------ Extracted data ------
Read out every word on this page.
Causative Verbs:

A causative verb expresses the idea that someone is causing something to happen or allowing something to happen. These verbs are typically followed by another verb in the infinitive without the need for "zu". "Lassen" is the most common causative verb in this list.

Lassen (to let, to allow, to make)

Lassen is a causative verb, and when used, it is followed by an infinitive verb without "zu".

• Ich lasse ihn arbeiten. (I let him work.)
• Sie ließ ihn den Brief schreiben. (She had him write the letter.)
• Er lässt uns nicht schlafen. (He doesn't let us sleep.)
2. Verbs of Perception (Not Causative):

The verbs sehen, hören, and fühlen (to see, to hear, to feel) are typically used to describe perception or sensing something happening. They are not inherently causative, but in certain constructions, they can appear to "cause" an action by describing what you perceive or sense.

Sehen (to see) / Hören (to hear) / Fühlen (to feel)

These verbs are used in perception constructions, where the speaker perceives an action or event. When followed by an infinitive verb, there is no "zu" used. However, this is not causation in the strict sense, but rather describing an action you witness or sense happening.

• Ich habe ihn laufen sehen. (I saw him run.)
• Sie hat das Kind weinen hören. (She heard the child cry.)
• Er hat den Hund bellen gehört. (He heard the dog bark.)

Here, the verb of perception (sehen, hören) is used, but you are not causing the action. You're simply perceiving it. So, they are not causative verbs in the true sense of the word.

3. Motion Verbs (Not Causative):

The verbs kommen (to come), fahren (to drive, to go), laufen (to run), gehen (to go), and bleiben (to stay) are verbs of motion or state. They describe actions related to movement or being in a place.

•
------
→ **What to work on**
Pull out every line holding "typically" from the records above, and copy it.

→ **Finished task**
A causative verb expresses the idea that someone is causing something to happen or allowing something to happen. These verbs are typically followed by another verb in the infinitive without the need for "zu". "Lassen" is the most common causative verb in this list.
The verbs sehen, hören, and fühlen (to see, to hear, to feel) are typically used to describe perception or sensing something happening. They are not inherently causative, but in certain constructions, they can appear to "cause" an action by describing what you perceive or sense.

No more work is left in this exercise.